Records from a data source
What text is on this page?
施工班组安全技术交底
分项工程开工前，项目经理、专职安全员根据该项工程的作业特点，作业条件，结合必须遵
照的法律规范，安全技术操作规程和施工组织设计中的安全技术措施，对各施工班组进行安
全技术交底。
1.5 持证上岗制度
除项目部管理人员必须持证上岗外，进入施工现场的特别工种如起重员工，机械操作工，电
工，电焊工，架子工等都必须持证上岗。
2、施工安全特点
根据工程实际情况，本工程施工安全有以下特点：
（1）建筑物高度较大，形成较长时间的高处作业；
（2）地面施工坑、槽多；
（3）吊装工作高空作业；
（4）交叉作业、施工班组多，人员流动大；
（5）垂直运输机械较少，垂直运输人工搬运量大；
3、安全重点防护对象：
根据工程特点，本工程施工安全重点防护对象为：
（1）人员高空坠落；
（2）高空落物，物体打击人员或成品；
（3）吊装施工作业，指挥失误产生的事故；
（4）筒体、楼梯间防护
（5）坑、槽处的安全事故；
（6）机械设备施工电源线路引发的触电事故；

Task goal: Repeat the records above exactly, leaving none out.

Response:
What text is on this page?
施工班组安全技术交底
分项工程开工前，项目经理、专职安全员根据该项工程的作业特点，作业条件，结合必须遵
照的法律规范，安全技术操作规程和施工组织设计中的安全技术措施，对各施工班组进行安
全技术交底。
1.5 持证上岗制度
除项目部管理人员必须持证上岗外，进入施工现场的特别工种如起重员工，机械操作工，电
工，电焊工，架子工等都必须持证上岗。
2、施工安全特点
根据工程实际情况，本工程施工安全有以下特点：
（1）建筑物高度较大，形成较长时间的高处作业；
（2）地面施工坑、槽多；
（3）吊装工作高空作业；
（4）交叉作业、施工班组多，人员流动大；
（5）垂直运输机械较少，垂直运输人工搬运量大；
3、安全重点防护对象：
根据工程特点，本工程施工安全重点防护对象为：
（1）人员高空坠落；
（2）高空落物，物体打击人员或成品；
（3）吊装施工作业，指挥失误产生的事故；
（4）筒体、楼梯间防护
（5）坑、槽处的安全事故；
（6）机械设备施工电源线路引发的触电事故；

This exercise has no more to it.